[Given request] From the entries below, gather each line containing the word "will".

[Records shown]
--- BEGIN ---
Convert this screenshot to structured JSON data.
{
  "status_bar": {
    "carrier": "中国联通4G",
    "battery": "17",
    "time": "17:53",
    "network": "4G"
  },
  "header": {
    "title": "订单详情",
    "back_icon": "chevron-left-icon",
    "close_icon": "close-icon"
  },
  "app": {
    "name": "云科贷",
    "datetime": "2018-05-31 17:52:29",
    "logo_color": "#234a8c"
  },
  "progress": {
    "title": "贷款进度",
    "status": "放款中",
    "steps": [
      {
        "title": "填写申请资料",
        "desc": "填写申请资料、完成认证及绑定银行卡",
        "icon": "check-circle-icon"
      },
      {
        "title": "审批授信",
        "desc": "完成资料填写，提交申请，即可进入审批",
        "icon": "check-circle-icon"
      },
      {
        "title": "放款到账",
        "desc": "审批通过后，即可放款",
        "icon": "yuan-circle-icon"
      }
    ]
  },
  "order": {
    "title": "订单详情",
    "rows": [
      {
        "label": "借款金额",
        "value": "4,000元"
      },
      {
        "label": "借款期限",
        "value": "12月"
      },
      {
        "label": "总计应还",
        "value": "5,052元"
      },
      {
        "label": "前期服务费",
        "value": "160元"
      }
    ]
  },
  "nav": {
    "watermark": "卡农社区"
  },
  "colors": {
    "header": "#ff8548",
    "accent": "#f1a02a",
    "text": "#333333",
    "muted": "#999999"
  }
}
--- END ---
--- BEGIN ---
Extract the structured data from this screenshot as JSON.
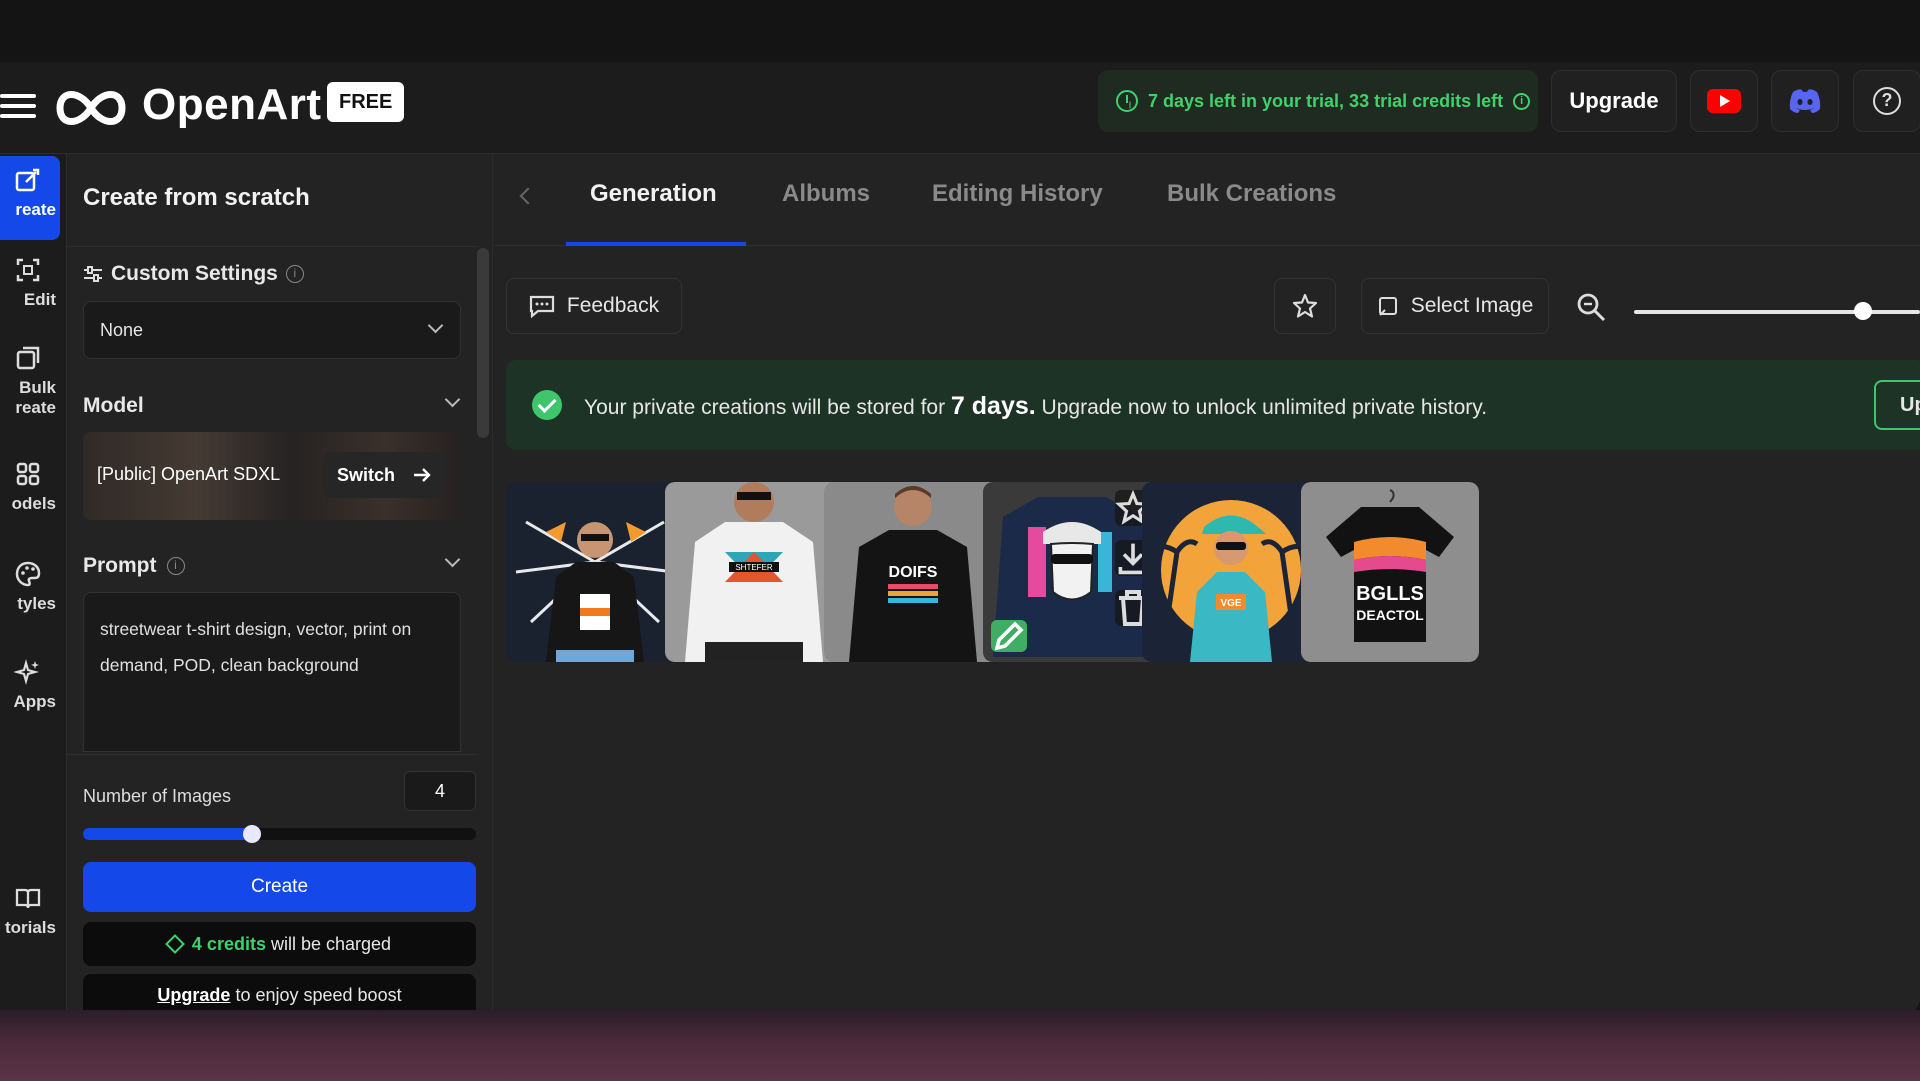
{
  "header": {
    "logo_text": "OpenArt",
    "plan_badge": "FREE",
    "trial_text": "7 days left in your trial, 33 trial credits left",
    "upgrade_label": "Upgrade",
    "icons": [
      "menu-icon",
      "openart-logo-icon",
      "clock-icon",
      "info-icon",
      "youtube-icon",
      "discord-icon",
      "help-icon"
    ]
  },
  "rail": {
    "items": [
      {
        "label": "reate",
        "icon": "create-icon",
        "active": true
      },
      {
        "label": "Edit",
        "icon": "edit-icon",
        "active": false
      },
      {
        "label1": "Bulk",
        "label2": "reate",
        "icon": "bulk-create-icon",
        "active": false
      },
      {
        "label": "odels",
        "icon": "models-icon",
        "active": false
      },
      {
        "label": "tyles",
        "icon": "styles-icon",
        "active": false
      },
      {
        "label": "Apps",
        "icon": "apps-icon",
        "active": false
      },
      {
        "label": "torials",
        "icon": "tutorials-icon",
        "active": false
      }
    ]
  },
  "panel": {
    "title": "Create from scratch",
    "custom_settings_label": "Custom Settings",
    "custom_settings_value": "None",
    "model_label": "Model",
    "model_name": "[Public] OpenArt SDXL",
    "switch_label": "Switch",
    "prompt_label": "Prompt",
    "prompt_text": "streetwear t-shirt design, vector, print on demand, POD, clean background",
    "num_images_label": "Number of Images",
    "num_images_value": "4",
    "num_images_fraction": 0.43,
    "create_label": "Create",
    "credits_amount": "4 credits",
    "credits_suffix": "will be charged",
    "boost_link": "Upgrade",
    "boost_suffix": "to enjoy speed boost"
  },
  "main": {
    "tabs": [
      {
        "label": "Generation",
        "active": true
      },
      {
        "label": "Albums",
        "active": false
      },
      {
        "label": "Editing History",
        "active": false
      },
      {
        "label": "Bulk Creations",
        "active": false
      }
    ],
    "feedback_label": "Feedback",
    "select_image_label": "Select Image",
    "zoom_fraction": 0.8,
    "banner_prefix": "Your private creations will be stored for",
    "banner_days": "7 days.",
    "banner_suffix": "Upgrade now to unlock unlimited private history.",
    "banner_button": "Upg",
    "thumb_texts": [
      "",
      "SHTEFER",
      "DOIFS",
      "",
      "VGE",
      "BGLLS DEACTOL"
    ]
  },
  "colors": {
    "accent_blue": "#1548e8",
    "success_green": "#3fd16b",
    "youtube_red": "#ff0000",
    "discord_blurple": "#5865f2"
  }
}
--- END ---
--- BEGIN ---
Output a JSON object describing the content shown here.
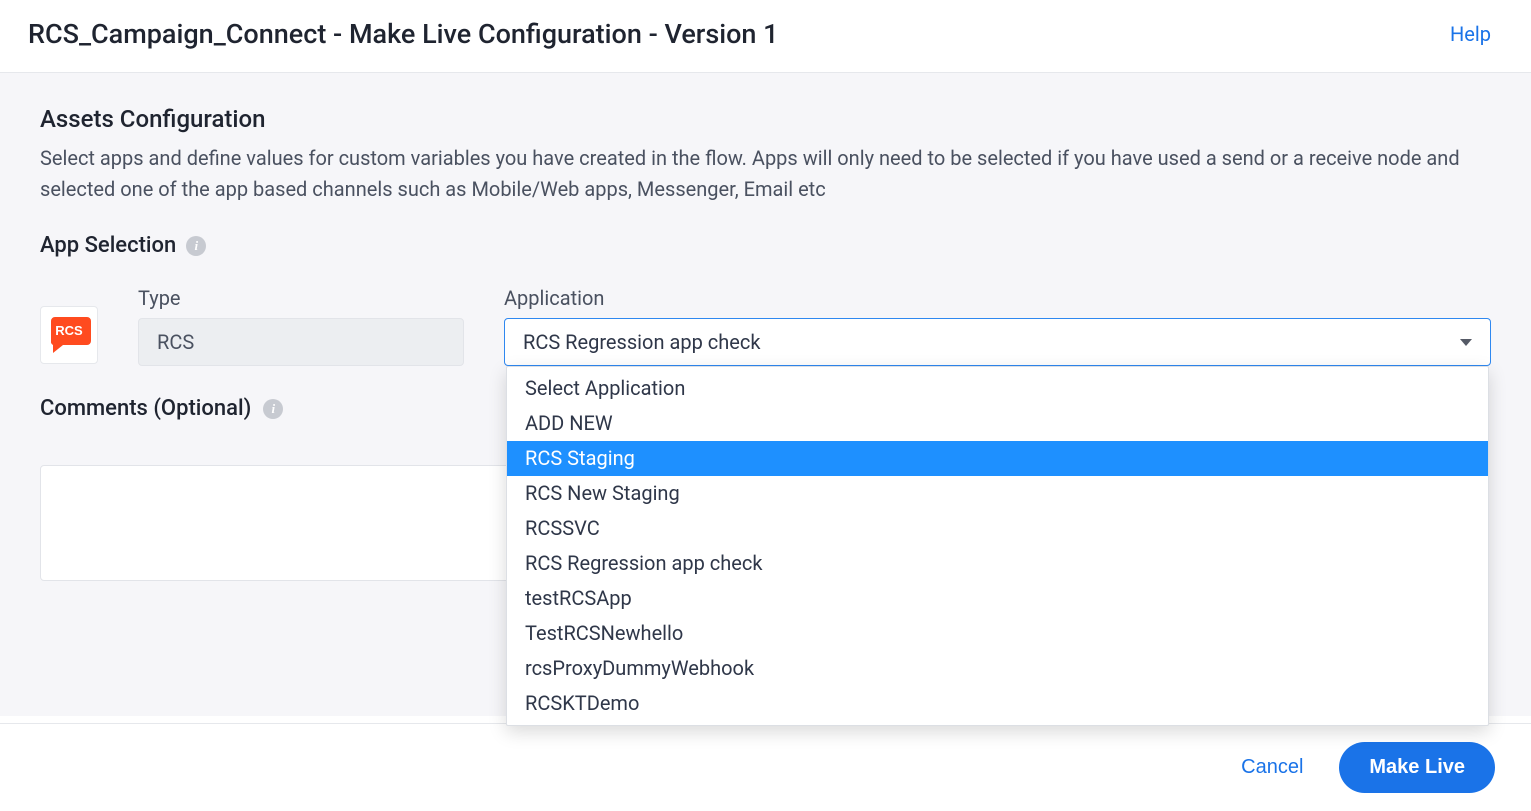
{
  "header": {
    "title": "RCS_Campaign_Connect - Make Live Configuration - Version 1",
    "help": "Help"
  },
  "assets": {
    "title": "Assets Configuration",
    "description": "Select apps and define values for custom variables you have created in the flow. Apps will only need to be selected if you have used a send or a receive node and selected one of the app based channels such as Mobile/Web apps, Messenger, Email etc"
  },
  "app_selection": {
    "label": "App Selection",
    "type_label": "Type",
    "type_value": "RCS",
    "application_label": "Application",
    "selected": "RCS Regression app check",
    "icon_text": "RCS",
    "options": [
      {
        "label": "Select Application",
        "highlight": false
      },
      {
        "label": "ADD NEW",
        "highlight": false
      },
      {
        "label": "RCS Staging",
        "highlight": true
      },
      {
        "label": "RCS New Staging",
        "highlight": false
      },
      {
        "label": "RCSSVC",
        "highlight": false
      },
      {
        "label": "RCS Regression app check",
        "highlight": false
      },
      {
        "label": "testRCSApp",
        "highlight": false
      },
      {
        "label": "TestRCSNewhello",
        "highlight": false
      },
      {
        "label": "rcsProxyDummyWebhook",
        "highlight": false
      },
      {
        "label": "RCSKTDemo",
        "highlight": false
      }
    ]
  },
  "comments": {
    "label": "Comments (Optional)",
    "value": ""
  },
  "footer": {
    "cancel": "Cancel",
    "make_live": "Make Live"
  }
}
--- END ---
[Problem solution]
    "credits_suffix": "will be charged",
    "banner_prefix": "Your private creations will be stored for",
    "description": "Select apps and define values for custom variables you have created in the flow. Apps will only need to be selected if you have used a send or a receive node and selected one of the app based channels such as Mobile/Web apps, Messenger, Email etc"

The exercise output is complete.